Instructions for the task:
Retype the section of the quarantine reflection that begins with "In conclusion, life" and stops after "after it's over.".

Document section:
--
In conclusion, life is very different than what I'm used to. I've gotten more organized and more productive, which is something I didn't expect of myself. I've also been strengthening my connection with other people. This self-improvement has come with the drawbacks of worsening my physical health and my dependency on distractions. I'm very glad that I'm organized with schoolwork, though. I would trade all the benefits of quarantine for just that. I hope I keep the schoolwork habits I've developed over quarantine long after it's over.
--
Source material:
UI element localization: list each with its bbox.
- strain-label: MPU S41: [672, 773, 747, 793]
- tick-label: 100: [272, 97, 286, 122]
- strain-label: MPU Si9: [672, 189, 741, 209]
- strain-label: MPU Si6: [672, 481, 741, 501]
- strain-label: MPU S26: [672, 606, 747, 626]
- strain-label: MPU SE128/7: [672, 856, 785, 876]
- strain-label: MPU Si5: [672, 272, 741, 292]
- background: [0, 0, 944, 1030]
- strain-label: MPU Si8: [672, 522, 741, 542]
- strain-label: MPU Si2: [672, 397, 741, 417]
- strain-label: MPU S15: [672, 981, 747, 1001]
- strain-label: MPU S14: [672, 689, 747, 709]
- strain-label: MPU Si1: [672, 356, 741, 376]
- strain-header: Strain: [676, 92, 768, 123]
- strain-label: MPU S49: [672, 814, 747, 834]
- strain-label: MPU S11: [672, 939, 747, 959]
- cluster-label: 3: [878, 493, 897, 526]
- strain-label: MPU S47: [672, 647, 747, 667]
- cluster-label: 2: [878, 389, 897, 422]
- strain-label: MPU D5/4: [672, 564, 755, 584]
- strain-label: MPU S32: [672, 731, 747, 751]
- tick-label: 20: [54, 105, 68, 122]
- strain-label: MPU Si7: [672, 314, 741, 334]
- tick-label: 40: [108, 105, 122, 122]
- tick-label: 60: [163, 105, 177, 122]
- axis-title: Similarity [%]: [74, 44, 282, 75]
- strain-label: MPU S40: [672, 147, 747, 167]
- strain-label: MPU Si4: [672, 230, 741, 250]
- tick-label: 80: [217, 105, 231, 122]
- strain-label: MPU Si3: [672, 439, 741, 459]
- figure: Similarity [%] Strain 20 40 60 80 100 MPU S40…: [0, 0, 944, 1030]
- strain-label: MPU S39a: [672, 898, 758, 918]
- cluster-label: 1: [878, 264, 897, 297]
--
Output:
In conclusion, life is very different than what I'm used to. I've gotten more organized and more productive, which is something I didn't expect of myself. I've also been strengthening my connection with other people. This self-improvement has come with the drawbacks of worsening my physical health and my dependency on distractions. I'm very glad that I'm organized with schoolwork, though. I would trade all the benefits of quarantine for just that. I hope I keep the schoolwork habits I've developed over quarantine long after it's over.